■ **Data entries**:

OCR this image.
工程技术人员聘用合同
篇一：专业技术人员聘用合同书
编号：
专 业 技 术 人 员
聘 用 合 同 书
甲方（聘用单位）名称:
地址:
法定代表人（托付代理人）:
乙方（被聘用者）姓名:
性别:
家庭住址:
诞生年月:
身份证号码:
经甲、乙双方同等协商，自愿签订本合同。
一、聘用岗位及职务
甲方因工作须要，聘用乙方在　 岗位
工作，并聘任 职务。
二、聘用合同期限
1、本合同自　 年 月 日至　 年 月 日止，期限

■ **WHAT YOU SHOULD DO**: Print out every record again, exactly and in full.

■ **EXERCISE RESPONSE**:
OCR this image.
工程技术人员聘用合同
篇一：专业技术人员聘用合同书
编号：
专 业 技 术 人 员
聘 用 合 同 书
甲方（聘用单位）名称:
地址:
法定代表人（托付代理人）:
乙方（被聘用者）姓名:
性别:
家庭住址:
诞生年月:
身份证号码:
经甲、乙双方同等协商，自愿签订本合同。
一、聘用岗位及职务
甲方因工作须要，聘用乙方在　 岗位
工作，并聘任 职务。
二、聘用合同期限
1、本合同自　 年 月 日至　 年 月 日止，期限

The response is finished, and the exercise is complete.